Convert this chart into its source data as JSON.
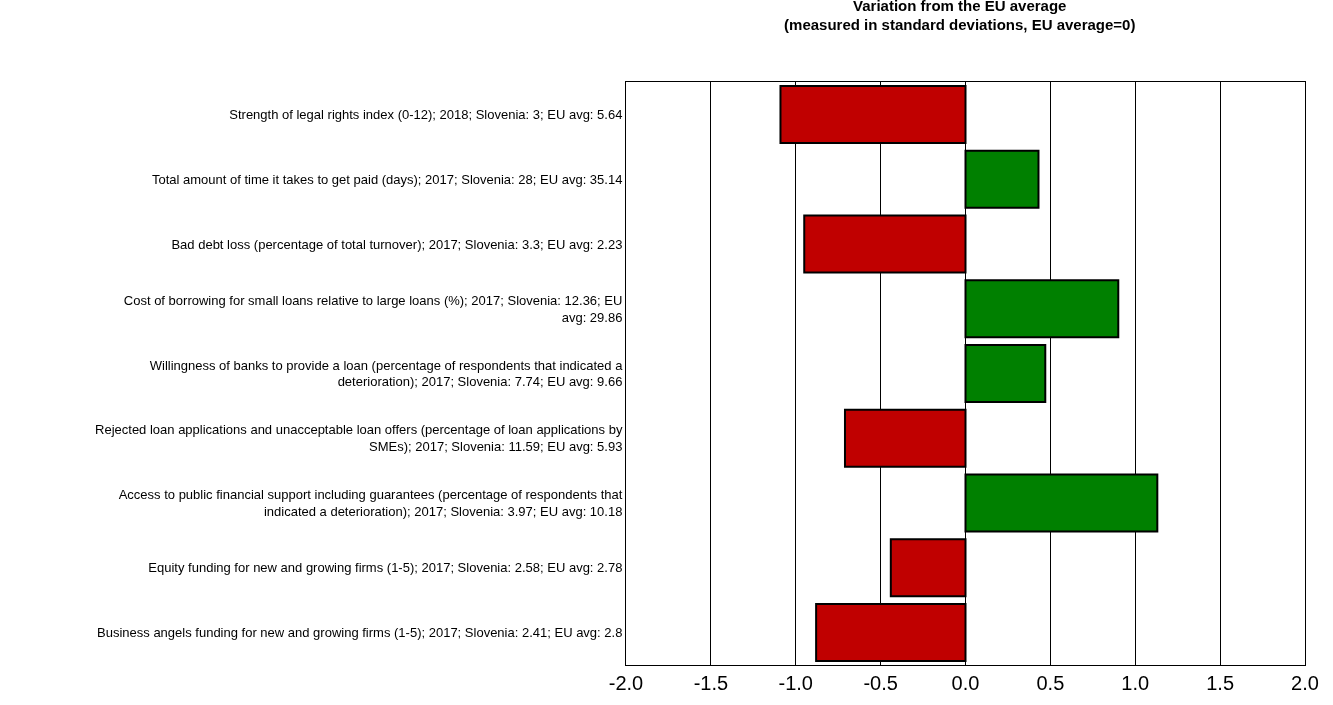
{
  "chart_data": {
    "type": "bar",
    "orientation": "horizontal",
    "title": "Variation from the EU average\n(measured in standard deviations, EU average=0)",
    "categories": [
      "Strength of legal rights index (0-12); 2018; Slovenia: 3; EU avg: 5.64",
      "Total amount of time it takes to get paid (days); 2017; Slovenia: 28; EU avg: 35.14",
      "Bad debt loss (percentage of total turnover); 2017; Slovenia: 3.3; EU avg: 2.23",
      "Cost of borrowing for small loans relative to large loans (%); 2017; Slovenia: 12.36; EU avg: 29.86",
      "Willingness of banks to provide a loan (percentage of respondents that indicated a deterioration); 2017; Slovenia: 7.74; EU avg: 9.66",
      "Rejected loan applications and unacceptable loan offers (percentage of loan applications by SMEs); 2017; Slovenia: 11.59; EU avg: 5.93",
      "Access to public financial support including guarantees (percentage of respondents that indicated a deterioration); 2017; Slovenia: 3.97; EU avg: 10.18",
      "Equity funding for new and growing firms (1-5); 2017; Slovenia: 2.58; EU avg: 2.78",
      "Business angels funding for new and growing firms (1-5); 2017; Slovenia: 2.41; EU avg: 2.8"
    ],
    "values": [
      -1.09,
      0.43,
      -0.95,
      0.9,
      0.47,
      -0.71,
      1.13,
      -0.44,
      -0.88
    ],
    "colors": [
      "#c00000",
      "#008000",
      "#c00000",
      "#008000",
      "#008000",
      "#c00000",
      "#008000",
      "#c00000",
      "#c00000"
    ],
    "xlim": [
      -2,
      2
    ],
    "xticks": [
      {
        "value": -2,
        "label": "-2.0"
      },
      {
        "value": -1.5,
        "label": "-1.5"
      },
      {
        "value": -1,
        "label": "-1.0"
      },
      {
        "value": -0.5,
        "label": "-0.5"
      },
      {
        "value": 0,
        "label": "0.0"
      },
      {
        "value": 0.5,
        "label": "0.5"
      },
      {
        "value": 1,
        "label": "1.0"
      },
      {
        "value": 1.5,
        "label": "1.5"
      },
      {
        "value": 2,
        "label": "2.0"
      }
    ],
    "grid": "x",
    "legend": false
  }
}
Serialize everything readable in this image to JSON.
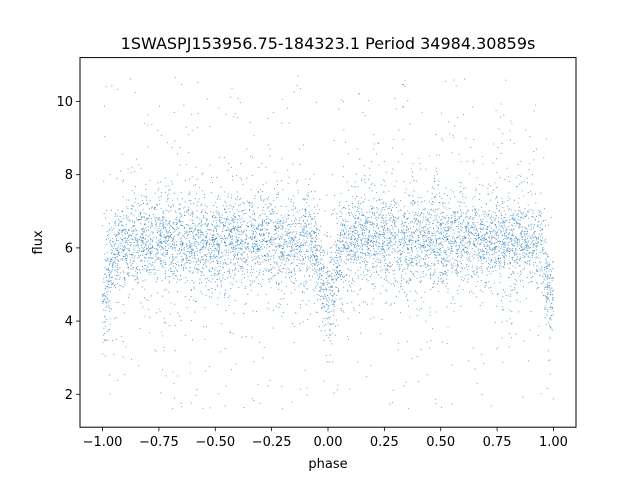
{
  "chart_data": {
    "type": "scatter",
    "title": "1SWASPJ153956.75-184323.1 Period 34984.30859s",
    "xlabel": "phase",
    "ylabel": "flux",
    "xlim": [
      -1.1,
      1.1
    ],
    "ylim": [
      1.1,
      11.2
    ],
    "x_ticks": [
      -1.0,
      -0.75,
      -0.5,
      -0.25,
      0.0,
      0.25,
      0.5,
      0.75,
      1.0
    ],
    "x_tick_labels": [
      "−1.00",
      "−0.75",
      "−0.50",
      "−0.25",
      "0.00",
      "0.25",
      "0.50",
      "0.75",
      "1.00"
    ],
    "y_ticks": [
      2,
      4,
      6,
      8,
      10
    ],
    "y_tick_labels": [
      "2",
      "4",
      "6",
      "8",
      "10"
    ],
    "grid": false,
    "marker_color": "#1f77b4",
    "phase_range": [
      -1.0,
      1.0
    ],
    "flux_range": [
      1.6,
      10.7
    ],
    "baseline_flux": 6.2,
    "eclipse_min_flux": 4.6,
    "eclipse_phases": [
      -1.0,
      0.0,
      1.0
    ]
  }
}
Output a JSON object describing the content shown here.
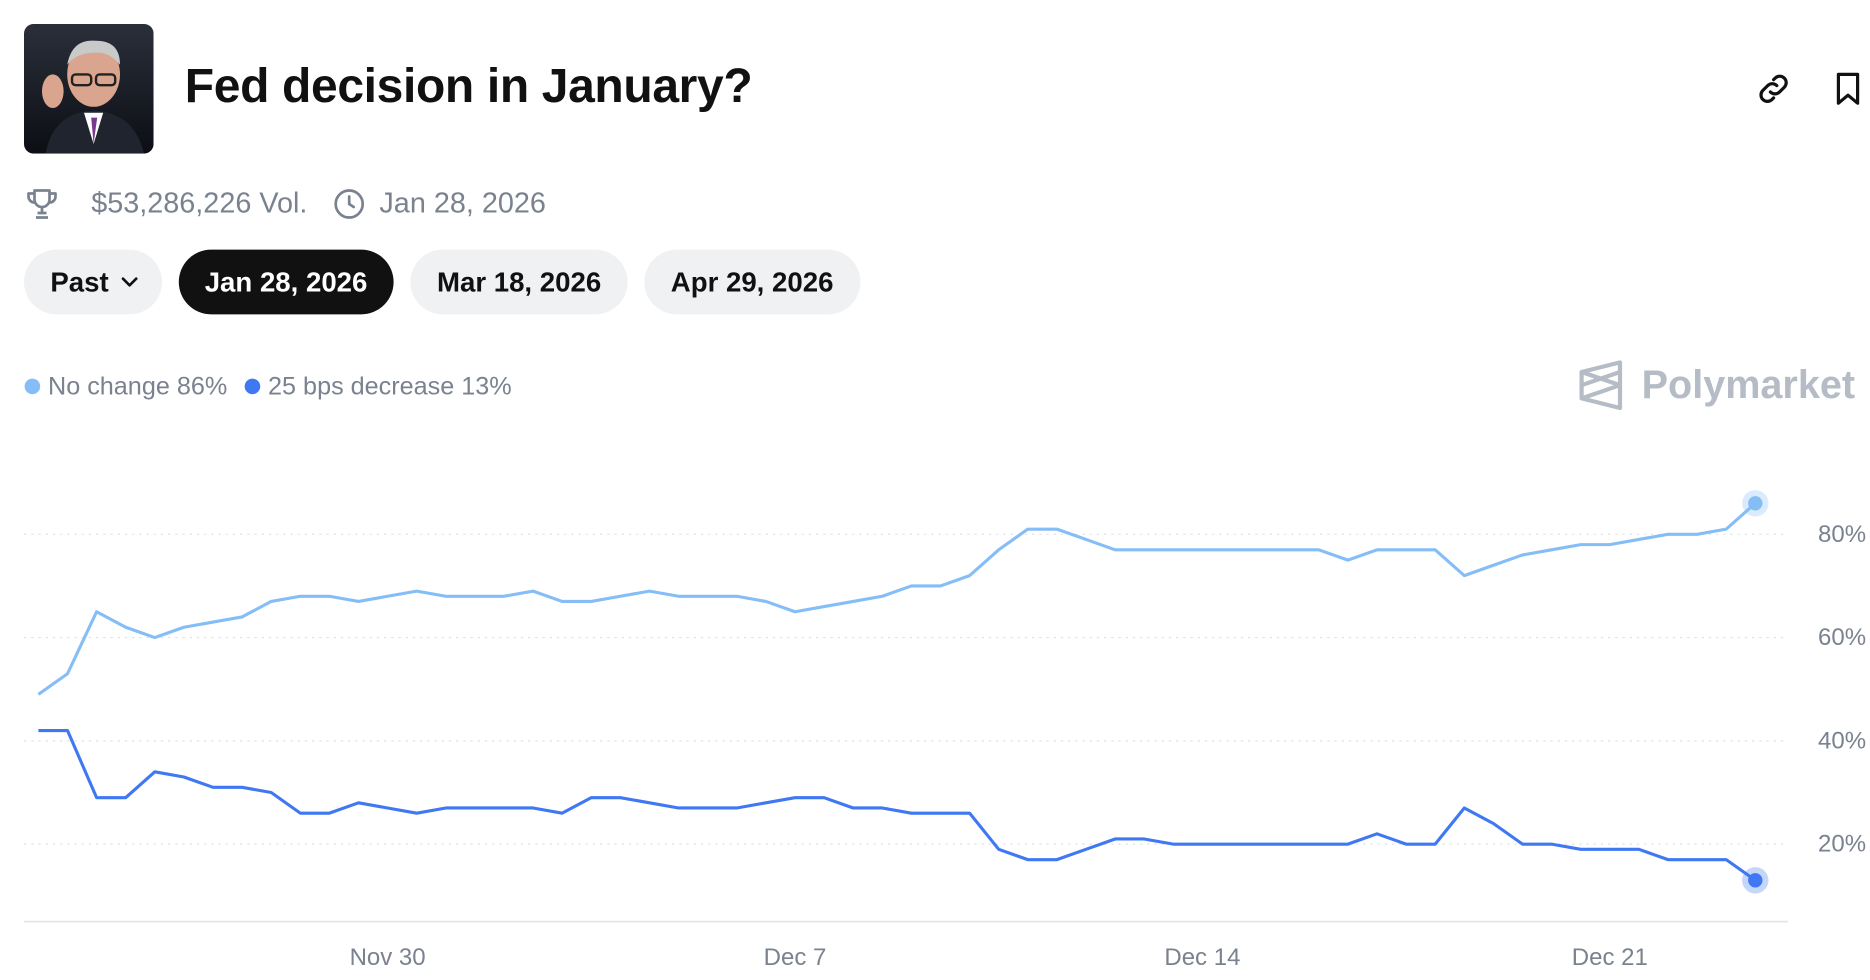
{
  "header": {
    "title": "Fed decision in January?",
    "volume": "$53,286,226 Vol.",
    "end_date": "Jan 28, 2026"
  },
  "tabs": [
    "Past",
    "Jan 28, 2026",
    "Mar 18, 2026",
    "Apr 29, 2026"
  ],
  "active_tab": 1,
  "brand": "Polymarket",
  "chart_data": {
    "type": "line",
    "categories": [
      null,
      null,
      null,
      null,
      null,
      null,
      null,
      null,
      null,
      null,
      null,
      null,
      "Nov 30",
      null,
      null,
      null,
      null,
      null,
      null,
      null,
      null,
      null,
      null,
      null,
      null,
      null,
      "Dec 7",
      null,
      null,
      null,
      null,
      null,
      null,
      null,
      null,
      null,
      null,
      null,
      null,
      null,
      "Dec 14",
      null,
      null,
      null,
      null,
      null,
      null,
      null,
      null,
      null,
      null,
      null,
      null,
      null,
      "Dec 21",
      null,
      null,
      null,
      null,
      null
    ],
    "series": [
      {
        "name": "No change 86%",
        "color": "#85bdf7",
        "values": [
          49,
          53,
          65,
          62,
          60,
          62,
          63,
          64,
          67,
          68,
          68,
          67,
          68,
          69,
          68,
          68,
          68,
          69,
          67,
          67,
          68,
          69,
          68,
          68,
          68,
          67,
          65,
          66,
          67,
          68,
          70,
          70,
          72,
          77,
          81,
          81,
          79,
          77,
          77,
          77,
          77,
          77,
          77,
          77,
          77,
          75,
          77,
          77,
          77,
          72,
          74,
          76,
          77,
          78,
          78,
          79,
          80,
          80,
          81,
          86
        ]
      },
      {
        "name": "25 bps decrease 13%",
        "color": "#3f78f2",
        "values": [
          42,
          42,
          29,
          29,
          34,
          33,
          31,
          31,
          30,
          26,
          26,
          28,
          27,
          26,
          27,
          27,
          27,
          27,
          26,
          29,
          29,
          28,
          27,
          27,
          27,
          28,
          29,
          29,
          27,
          27,
          26,
          26,
          26,
          19,
          17,
          17,
          19,
          21,
          21,
          20,
          20,
          20,
          20,
          20,
          20,
          20,
          22,
          20,
          20,
          27,
          24,
          20,
          20,
          19,
          19,
          19,
          17,
          17,
          17,
          13
        ]
      }
    ],
    "ylim": [
      5,
      94
    ],
    "yticks": [
      {
        "value": 20,
        "label": "20%"
      },
      {
        "value": 40,
        "label": "40%"
      },
      {
        "value": 60,
        "label": "60%"
      },
      {
        "value": 80,
        "label": "80%"
      }
    ],
    "grid": true
  }
}
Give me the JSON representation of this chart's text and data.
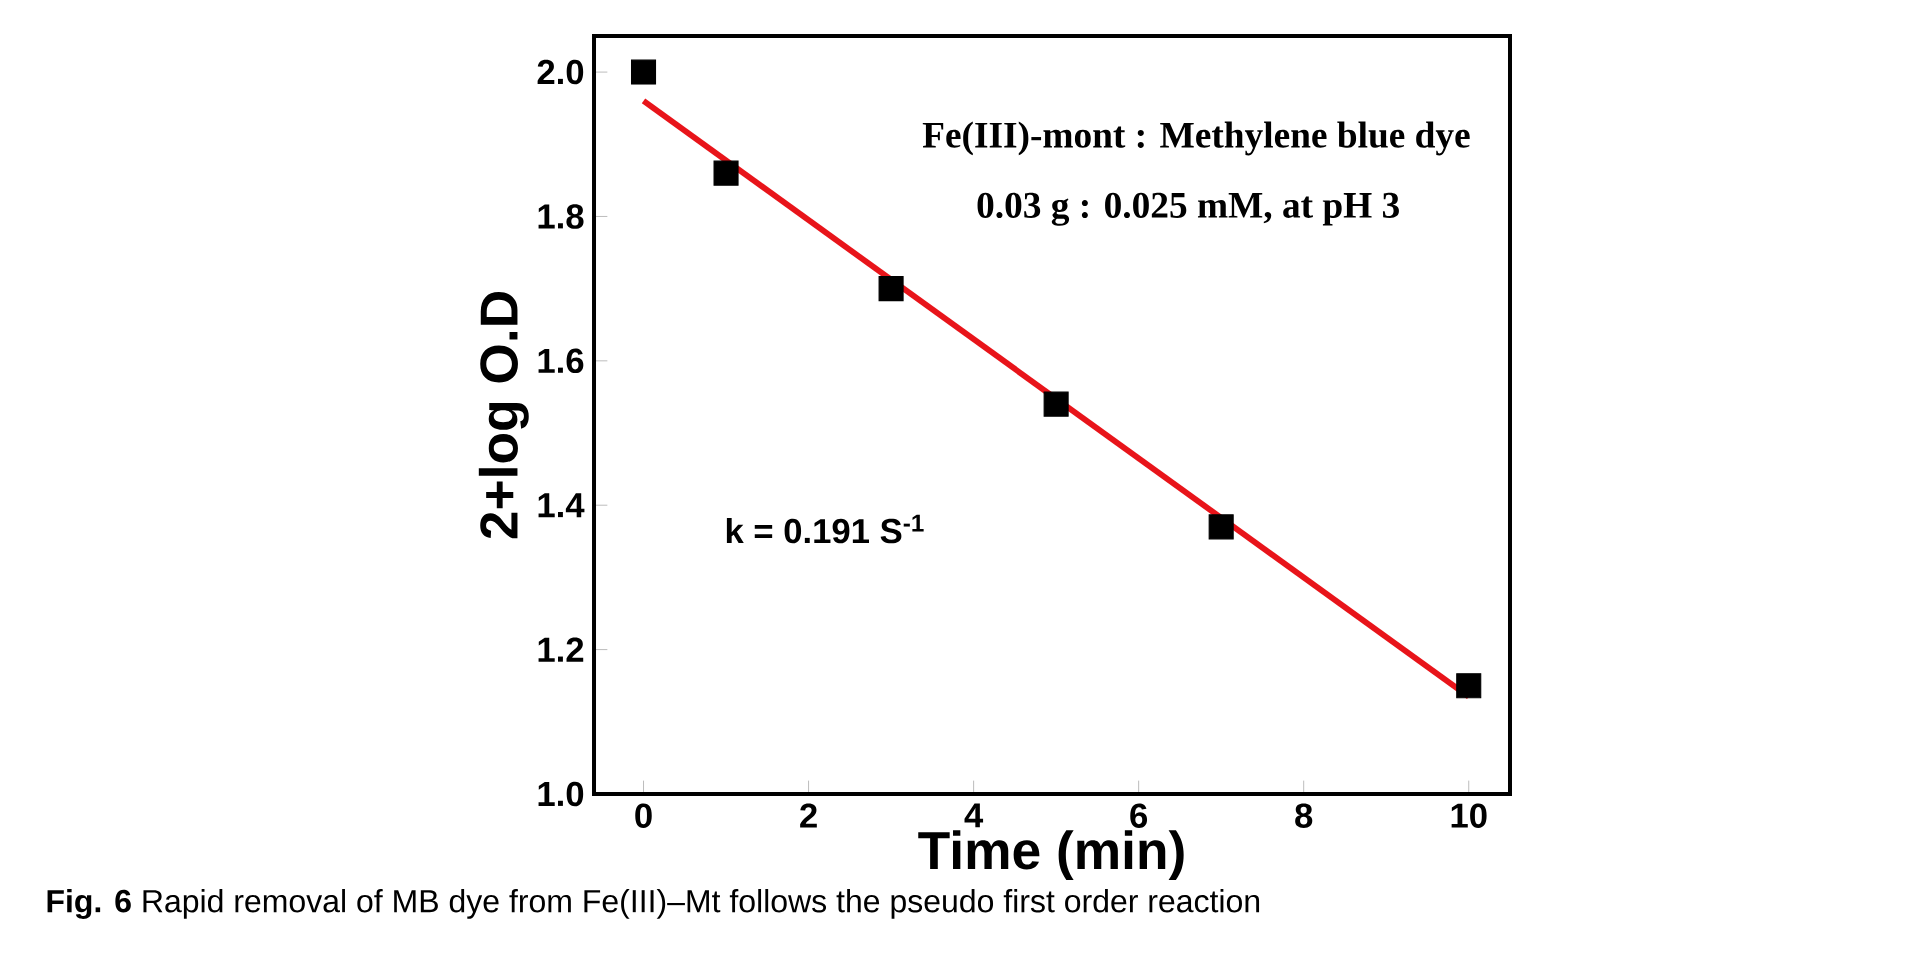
{
  "chart_data": {
    "type": "scatter",
    "xlabel": "Time (min)",
    "ylabel": "2+log O.D",
    "xlim": [
      -0.6,
      10.5
    ],
    "ylim": [
      1.0,
      2.05
    ],
    "xticks": [
      0,
      2,
      4,
      6,
      8,
      10
    ],
    "yticks": [
      {
        "value": 1.0,
        "label": "1.0"
      },
      {
        "value": 1.2,
        "label": "1.2"
      },
      {
        "value": 1.4,
        "label": "1.4"
      },
      {
        "value": 1.6,
        "label": "1.6"
      },
      {
        "value": 1.8,
        "label": "1.8"
      },
      {
        "value": 2.0,
        "label": "2.0"
      }
    ],
    "series": [
      {
        "color": "#000000",
        "marker": "square",
        "x": [
          0,
          1,
          3,
          5,
          7,
          10
        ],
        "values": [
          2.0,
          1.86,
          1.7,
          1.54,
          1.37,
          1.15
        ]
      },
      {
        "type": "line",
        "color": "#e8141a",
        "marker": "none",
        "line_style": "solid",
        "x": [
          0,
          10
        ],
        "values": [
          1.96,
          1.135
        ]
      }
    ],
    "annotations": [
      "Fe(III)-mont : Methylene blue dye",
      "0.03 g      : 0.025 mM, at pH 3",
      "k = 0.191 S$^{-1}$",
      "**Fig. 6** Rapid removal of MB dye from Fe(III)–Mt follows the pseudo first order reaction"
    ],
    "grid": false
  }
}
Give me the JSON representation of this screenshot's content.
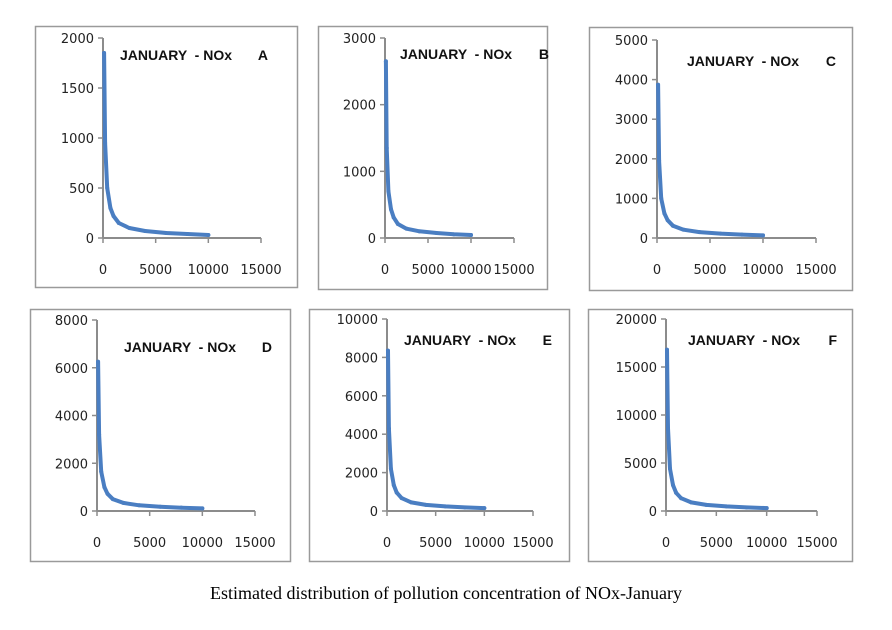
{
  "caption": "Estimated distribution of pollution concentration of NOx-January",
  "colors": {
    "series": "#4a7ec2",
    "axis": "#8c8c8c",
    "frame": "#9a9a9a"
  },
  "chart_data": [
    {
      "type": "line",
      "panel": "A",
      "title": "JANUARY  - NOx",
      "letter": "A",
      "xlim": [
        0,
        15000
      ],
      "ylim": [
        0,
        2000
      ],
      "xticks": [
        "0",
        "5000",
        "10000",
        "15000"
      ],
      "xtick_values": [
        0,
        5000,
        10000,
        15000
      ],
      "yticks": [
        "0",
        "500",
        "1000",
        "1500",
        "2000"
      ],
      "ytick_values": [
        0,
        500,
        1000,
        1500,
        2000
      ],
      "x": [
        100,
        200,
        400,
        700,
        1000,
        1500,
        2500,
        4000,
        6000,
        8000,
        10000
      ],
      "y": [
        1850,
        950,
        500,
        300,
        220,
        150,
        100,
        70,
        50,
        40,
        30
      ]
    },
    {
      "type": "line",
      "panel": "B",
      "title": "JANUARY  - NOx",
      "letter": "B",
      "xlim": [
        0,
        15000
      ],
      "ylim": [
        0,
        3000
      ],
      "xticks": [
        "0",
        "5000",
        "10000",
        "15000"
      ],
      "xtick_values": [
        0,
        5000,
        10000,
        15000
      ],
      "yticks": [
        "0",
        "1000",
        "2000",
        "3000"
      ],
      "ytick_values": [
        0,
        1000,
        2000,
        3000
      ],
      "x": [
        100,
        200,
        400,
        700,
        1000,
        1500,
        2500,
        4000,
        6000,
        8000,
        10000
      ],
      "y": [
        2650,
        1350,
        700,
        430,
        310,
        210,
        140,
        100,
        75,
        55,
        45
      ]
    },
    {
      "type": "line",
      "panel": "C",
      "title": "JANUARY  - NOx",
      "letter": "C",
      "xlim": [
        0,
        15000
      ],
      "ylim": [
        0,
        5000
      ],
      "xticks": [
        "0",
        "5000",
        "10000",
        "15000"
      ],
      "xtick_values": [
        0,
        5000,
        10000,
        15000
      ],
      "yticks": [
        "0",
        "1000",
        "2000",
        "3000",
        "4000",
        "5000"
      ],
      "ytick_values": [
        0,
        1000,
        2000,
        3000,
        4000,
        5000
      ],
      "x": [
        100,
        200,
        400,
        700,
        1000,
        1500,
        2500,
        4000,
        6000,
        8000,
        10000
      ],
      "y": [
        3870,
        1950,
        1000,
        620,
        450,
        310,
        210,
        150,
        110,
        85,
        65
      ]
    },
    {
      "type": "line",
      "panel": "D",
      "title": "JANUARY  - NOx",
      "letter": "D",
      "xlim": [
        0,
        15000
      ],
      "ylim": [
        0,
        8000
      ],
      "xticks": [
        "0",
        "5000",
        "10000",
        "15000"
      ],
      "xtick_values": [
        0,
        5000,
        10000,
        15000
      ],
      "yticks": [
        "0",
        "2000",
        "4000",
        "6000",
        "8000"
      ],
      "ytick_values": [
        0,
        2000,
        4000,
        6000,
        8000
      ],
      "x": [
        100,
        200,
        400,
        700,
        1000,
        1500,
        2500,
        4000,
        6000,
        8000,
        10000
      ],
      "y": [
        6250,
        3200,
        1650,
        1000,
        720,
        500,
        340,
        240,
        180,
        140,
        110
      ]
    },
    {
      "type": "line",
      "panel": "E",
      "title": "JANUARY  - NOx",
      "letter": "E",
      "xlim": [
        0,
        15000
      ],
      "ylim": [
        0,
        10000
      ],
      "xticks": [
        "0",
        "5000",
        "10000",
        "15000"
      ],
      "xtick_values": [
        0,
        5000,
        10000,
        15000
      ],
      "yticks": [
        "0",
        "2000",
        "4000",
        "6000",
        "8000",
        "10000"
      ],
      "ytick_values": [
        0,
        2000,
        4000,
        6000,
        8000,
        10000
      ],
      "x": [
        100,
        200,
        400,
        700,
        1000,
        1500,
        2500,
        4000,
        6000,
        8000,
        10000
      ],
      "y": [
        8350,
        4300,
        2200,
        1350,
        960,
        670,
        450,
        320,
        240,
        185,
        150
      ]
    },
    {
      "type": "line",
      "panel": "F",
      "title": "JANUARY  - NOx",
      "letter": "F",
      "xlim": [
        0,
        15000
      ],
      "ylim": [
        0,
        20000
      ],
      "xticks": [
        "0",
        "5000",
        "10000",
        "15000"
      ],
      "xtick_values": [
        0,
        5000,
        10000,
        15000
      ],
      "yticks": [
        "0",
        "5000",
        "10000",
        "15000",
        "20000"
      ],
      "ytick_values": [
        0,
        5000,
        10000,
        15000,
        20000
      ],
      "x": [
        100,
        200,
        400,
        700,
        1000,
        1500,
        2500,
        4000,
        6000,
        8000,
        10000
      ],
      "y": [
        16800,
        8600,
        4400,
        2700,
        1900,
        1330,
        900,
        640,
        480,
        370,
        300
      ]
    }
  ]
}
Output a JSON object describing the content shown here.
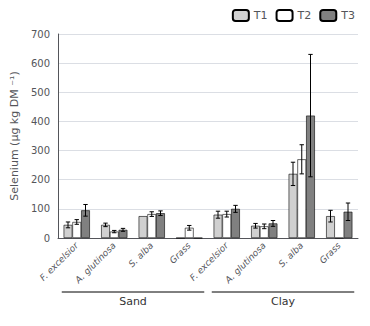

□ □ □ □

What this task involves: Reproduce each line of the material containing the word "letter".

Finished exercise:
      "letter": "A",
      "letter": "B",
      "letter": "C",
      "letter": "D",
      "letter": "E",
      "letter": "F",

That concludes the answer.